[Collected data entries]
= = = = = = =

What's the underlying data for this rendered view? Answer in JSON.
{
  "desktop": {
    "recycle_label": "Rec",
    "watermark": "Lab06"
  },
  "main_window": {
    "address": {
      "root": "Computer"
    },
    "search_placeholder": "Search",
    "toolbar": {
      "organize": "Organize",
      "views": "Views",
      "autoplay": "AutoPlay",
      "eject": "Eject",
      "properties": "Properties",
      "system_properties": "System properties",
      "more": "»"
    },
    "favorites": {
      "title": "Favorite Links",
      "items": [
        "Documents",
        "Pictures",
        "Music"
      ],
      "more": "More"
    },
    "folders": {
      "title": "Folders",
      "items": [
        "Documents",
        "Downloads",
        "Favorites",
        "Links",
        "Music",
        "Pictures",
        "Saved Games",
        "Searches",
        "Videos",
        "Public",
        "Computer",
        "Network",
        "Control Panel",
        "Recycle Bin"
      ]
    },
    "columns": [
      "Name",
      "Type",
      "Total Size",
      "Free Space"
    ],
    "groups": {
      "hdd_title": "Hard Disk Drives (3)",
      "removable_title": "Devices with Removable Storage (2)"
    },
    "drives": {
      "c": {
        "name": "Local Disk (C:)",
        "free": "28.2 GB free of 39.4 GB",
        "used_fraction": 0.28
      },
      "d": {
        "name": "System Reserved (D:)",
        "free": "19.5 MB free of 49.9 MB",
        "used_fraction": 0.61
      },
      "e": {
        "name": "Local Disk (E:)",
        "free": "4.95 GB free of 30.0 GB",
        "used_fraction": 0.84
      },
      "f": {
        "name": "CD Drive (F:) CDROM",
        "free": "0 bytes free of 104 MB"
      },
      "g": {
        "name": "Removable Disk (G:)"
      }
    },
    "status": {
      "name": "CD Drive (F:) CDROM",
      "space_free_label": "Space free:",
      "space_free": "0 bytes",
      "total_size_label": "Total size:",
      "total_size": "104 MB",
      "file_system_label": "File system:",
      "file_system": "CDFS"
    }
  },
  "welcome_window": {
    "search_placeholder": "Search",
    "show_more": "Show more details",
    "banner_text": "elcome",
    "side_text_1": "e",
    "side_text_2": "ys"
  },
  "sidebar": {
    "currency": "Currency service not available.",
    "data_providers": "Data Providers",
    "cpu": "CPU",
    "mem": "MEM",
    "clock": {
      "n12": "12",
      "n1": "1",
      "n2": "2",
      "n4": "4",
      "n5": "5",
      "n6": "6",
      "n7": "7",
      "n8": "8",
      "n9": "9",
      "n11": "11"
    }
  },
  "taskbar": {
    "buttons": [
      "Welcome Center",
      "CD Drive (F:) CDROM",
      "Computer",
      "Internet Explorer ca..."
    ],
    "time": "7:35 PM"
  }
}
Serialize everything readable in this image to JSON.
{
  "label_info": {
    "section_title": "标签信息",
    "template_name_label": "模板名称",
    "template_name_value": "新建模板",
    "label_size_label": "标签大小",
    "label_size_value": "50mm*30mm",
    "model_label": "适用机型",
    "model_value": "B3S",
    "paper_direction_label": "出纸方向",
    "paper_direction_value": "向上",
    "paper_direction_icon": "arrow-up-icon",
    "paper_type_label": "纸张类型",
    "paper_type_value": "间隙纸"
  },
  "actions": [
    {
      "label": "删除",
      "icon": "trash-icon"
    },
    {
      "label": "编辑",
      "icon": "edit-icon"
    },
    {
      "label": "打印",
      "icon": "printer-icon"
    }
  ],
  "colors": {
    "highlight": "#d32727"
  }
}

= = = = = = =

• Work to complete: Retype every record above exactly as it appears.

• Result:
What's the underlying data for this rendered view? Answer in JSON.
{
  "desktop": {
    "recycle_label": "Rec",
    "watermark": "Lab06"
  },
  "main_window": {
    "address": {
      "root": "Computer"
    },
    "search_placeholder": "Search",
    "toolbar": {
      "organize": "Organize",
      "views": "Views",
      "autoplay": "AutoPlay",
      "eject": "Eject",
      "properties": "Properties",
      "system_properties": "System properties",
      "more": "»"
    },
    "favorites": {
      "title": "Favorite Links",
      "items": [
        "Documents",
        "Pictures",
        "Music"
      ],
      "more": "More"
    },
    "folders": {
      "title": "Folders",
      "items": [
        "Documents",
        "Downloads",
        "Favorites",
        "Links",
        "Music",
        "Pictures",
        "Saved Games",
        "Searches",
        "Videos",
        "Public",
        "Computer",
        "Network",
        "Control Panel",
        "Recycle Bin"
      ]
    },
    "columns": [
      "Name",
      "Type",
      "Total Size",
      "Free Space"
    ],
    "groups": {
      "hdd_title": "Hard Disk Drives (3)",
      "removable_title": "Devices with Removable Storage (2)"
    },
    "drives": {
      "c": {
        "name": "Local Disk (C:)",
        "free": "28.2 GB free of 39.4 GB",
        "used_fraction": 0.28
      },
      "d": {
        "name": "System Reserved (D:)",
        "free": "19.5 MB free of 49.9 MB",
        "used_fraction": 0.61
      },
      "e": {
        "name": "Local Disk (E:)",
        "free": "4.95 GB free of 30.0 GB",
        "used_fraction": 0.84
      },
      "f": {
        "name": "CD Drive (F:) CDROM",
        "free": "0 bytes free of 104 MB"
      },
      "g": {
        "name": "Removable Disk (G:)"
      }
    },
    "status": {
      "name": "CD Drive (F:) CDROM",
      "space_free_label": "Space free:",
      "space_free": "0 bytes",
      "total_size_label": "Total size:",
      "total_size": "104 MB",
      "file_system_label": "File system:",
      "file_system": "CDFS"
    }
  },
  "welcome_window": {
    "search_placeholder": "Search",
    "show_more": "Show more details",
    "banner_text": "elcome",
    "side_text_1": "e",
    "side_text_2": "ys"
  },
  "sidebar": {
    "currency": "Currency service not available.",
    "data_providers": "Data Providers",
    "cpu": "CPU",
    "mem": "MEM",
    "clock": {
      "n12": "12",
      "n1": "1",
      "n2": "2",
      "n4": "4",
      "n5": "5",
      "n6": "6",
      "n7": "7",
      "n8": "8",
      "n9": "9",
      "n11": "11"
    }
  },
  "taskbar": {
    "buttons": [
      "Welcome Center",
      "CD Drive (F:) CDROM",
      "Computer",
      "Internet Explorer ca..."
    ],
    "time": "7:35 PM"
  }
}
Serialize everything readable in this image to JSON.
{
  "label_info": {
    "section_title": "标签信息",
    "template_name_label": "模板名称",
    "template_name_value": "新建模板",
    "label_size_label": "标签大小",
    "label_size_value": "50mm*30mm",
    "model_label": "适用机型",
    "model_value": "B3S",
    "paper_direction_label": "出纸方向",
    "paper_direction_value": "向上",
    "paper_direction_icon": "arrow-up-icon",
    "paper_type_label": "纸张类型",
    "paper_type_value": "间隙纸"
  },
  "actions": [
    {
      "label": "删除",
      "icon": "trash-icon"
    },
    {
      "label": "编辑",
      "icon": "edit-icon"
    },
    {
      "label": "打印",
      "icon": "printer-icon"
    }
  ],
  "colors": {
    "highlight": "#d32727"
  }
}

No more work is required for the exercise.